■ **Work required**
Work out how many lines in the entries below include the word "JSON". Give nothing but the number.

(Records about charts and figures)
————

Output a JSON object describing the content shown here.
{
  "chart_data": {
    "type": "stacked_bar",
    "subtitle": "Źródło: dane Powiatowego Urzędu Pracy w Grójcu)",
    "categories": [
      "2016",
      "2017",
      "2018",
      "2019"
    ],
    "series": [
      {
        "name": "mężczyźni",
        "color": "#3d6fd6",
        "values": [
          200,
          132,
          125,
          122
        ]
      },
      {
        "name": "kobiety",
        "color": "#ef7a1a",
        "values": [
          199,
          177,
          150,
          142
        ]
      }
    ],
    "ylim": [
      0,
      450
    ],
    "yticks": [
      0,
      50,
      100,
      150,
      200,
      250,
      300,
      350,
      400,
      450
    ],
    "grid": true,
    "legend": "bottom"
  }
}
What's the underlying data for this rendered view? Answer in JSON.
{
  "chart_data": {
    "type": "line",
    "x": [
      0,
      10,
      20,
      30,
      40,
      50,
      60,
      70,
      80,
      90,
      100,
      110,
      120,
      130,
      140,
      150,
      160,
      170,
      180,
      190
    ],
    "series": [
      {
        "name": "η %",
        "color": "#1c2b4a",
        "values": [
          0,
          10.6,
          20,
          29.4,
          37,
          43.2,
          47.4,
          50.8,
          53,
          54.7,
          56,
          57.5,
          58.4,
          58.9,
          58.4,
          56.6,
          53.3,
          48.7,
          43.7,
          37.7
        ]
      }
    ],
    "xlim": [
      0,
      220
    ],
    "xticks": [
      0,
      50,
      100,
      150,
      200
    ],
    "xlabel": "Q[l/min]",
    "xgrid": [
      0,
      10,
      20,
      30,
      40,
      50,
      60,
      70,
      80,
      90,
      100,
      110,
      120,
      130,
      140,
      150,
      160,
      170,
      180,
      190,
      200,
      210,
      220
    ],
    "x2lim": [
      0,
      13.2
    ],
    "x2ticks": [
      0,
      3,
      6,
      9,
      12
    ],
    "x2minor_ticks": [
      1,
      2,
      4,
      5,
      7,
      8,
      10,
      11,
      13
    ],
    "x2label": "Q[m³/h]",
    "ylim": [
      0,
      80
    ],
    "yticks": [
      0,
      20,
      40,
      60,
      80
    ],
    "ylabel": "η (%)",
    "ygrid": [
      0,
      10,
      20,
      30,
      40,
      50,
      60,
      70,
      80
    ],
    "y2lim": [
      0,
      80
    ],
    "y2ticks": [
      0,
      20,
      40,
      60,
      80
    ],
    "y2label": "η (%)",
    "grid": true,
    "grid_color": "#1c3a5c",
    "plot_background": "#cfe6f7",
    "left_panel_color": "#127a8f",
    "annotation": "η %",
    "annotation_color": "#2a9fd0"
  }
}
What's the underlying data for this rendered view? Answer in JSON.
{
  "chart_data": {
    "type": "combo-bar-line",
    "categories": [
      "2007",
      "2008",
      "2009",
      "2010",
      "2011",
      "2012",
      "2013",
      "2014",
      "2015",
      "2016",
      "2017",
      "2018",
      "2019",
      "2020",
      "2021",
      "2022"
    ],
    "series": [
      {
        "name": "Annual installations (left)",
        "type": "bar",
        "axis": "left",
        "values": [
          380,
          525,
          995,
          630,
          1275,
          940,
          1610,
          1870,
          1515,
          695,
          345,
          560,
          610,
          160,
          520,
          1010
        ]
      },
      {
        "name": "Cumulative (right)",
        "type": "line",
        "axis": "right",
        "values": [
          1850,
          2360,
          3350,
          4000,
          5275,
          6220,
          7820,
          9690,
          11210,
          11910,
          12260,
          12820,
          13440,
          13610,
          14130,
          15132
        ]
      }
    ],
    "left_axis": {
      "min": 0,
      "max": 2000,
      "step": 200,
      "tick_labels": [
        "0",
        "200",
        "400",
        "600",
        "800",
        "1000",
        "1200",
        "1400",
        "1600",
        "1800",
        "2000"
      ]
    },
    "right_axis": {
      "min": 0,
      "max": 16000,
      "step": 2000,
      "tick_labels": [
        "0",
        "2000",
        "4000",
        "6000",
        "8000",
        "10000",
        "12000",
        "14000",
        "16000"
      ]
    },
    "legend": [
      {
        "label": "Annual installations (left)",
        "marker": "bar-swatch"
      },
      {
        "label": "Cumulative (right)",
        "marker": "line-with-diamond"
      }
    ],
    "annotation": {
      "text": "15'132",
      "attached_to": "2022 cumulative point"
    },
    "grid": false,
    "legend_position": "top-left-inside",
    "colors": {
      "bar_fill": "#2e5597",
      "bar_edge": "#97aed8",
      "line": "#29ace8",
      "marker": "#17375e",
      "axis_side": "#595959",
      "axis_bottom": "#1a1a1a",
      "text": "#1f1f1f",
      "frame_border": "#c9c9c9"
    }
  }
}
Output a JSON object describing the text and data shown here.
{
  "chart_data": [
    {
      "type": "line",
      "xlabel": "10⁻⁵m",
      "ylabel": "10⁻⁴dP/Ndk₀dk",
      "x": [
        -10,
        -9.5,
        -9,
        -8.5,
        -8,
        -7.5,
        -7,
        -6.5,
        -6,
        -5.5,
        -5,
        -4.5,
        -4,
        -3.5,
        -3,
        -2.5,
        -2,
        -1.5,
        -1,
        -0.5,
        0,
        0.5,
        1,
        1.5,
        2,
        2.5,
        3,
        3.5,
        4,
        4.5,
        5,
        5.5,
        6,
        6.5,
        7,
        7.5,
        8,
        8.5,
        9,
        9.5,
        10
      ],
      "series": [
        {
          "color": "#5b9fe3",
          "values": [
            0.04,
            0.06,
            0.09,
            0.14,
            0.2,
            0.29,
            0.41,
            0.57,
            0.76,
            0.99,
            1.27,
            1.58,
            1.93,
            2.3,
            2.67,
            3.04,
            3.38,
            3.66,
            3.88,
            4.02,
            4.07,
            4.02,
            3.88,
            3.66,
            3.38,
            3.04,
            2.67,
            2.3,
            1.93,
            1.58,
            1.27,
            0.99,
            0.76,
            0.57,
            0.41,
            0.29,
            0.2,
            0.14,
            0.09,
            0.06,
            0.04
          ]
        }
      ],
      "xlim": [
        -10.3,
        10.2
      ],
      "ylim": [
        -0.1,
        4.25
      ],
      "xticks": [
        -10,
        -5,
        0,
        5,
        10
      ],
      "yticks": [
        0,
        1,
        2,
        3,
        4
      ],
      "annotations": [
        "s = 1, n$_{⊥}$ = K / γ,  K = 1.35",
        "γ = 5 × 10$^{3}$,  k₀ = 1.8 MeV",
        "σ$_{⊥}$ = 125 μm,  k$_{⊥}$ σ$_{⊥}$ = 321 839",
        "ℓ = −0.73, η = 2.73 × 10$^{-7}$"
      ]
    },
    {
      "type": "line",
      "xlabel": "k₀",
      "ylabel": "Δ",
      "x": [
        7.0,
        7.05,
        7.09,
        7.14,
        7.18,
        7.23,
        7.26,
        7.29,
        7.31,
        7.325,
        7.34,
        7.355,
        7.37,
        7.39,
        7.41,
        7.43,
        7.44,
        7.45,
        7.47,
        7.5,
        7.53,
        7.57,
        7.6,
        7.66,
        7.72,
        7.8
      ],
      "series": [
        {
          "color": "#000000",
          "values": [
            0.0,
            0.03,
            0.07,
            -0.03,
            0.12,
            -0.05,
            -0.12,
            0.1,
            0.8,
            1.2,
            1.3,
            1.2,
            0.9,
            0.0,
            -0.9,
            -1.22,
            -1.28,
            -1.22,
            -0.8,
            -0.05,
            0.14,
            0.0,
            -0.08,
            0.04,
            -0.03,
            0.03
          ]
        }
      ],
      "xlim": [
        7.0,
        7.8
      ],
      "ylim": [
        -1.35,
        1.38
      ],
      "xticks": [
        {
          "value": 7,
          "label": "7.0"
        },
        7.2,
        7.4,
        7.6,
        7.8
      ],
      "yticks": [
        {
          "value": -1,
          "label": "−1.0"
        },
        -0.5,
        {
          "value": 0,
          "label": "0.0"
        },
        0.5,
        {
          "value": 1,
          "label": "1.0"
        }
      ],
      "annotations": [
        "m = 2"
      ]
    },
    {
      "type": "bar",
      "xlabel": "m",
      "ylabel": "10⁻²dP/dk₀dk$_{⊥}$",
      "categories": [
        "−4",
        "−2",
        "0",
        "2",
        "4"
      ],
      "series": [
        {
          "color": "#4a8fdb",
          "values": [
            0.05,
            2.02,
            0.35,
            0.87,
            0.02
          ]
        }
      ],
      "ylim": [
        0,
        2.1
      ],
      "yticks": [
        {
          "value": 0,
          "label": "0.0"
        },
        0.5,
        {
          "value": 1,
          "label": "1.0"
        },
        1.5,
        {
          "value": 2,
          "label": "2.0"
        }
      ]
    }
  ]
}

————

■ **Worked solution**
4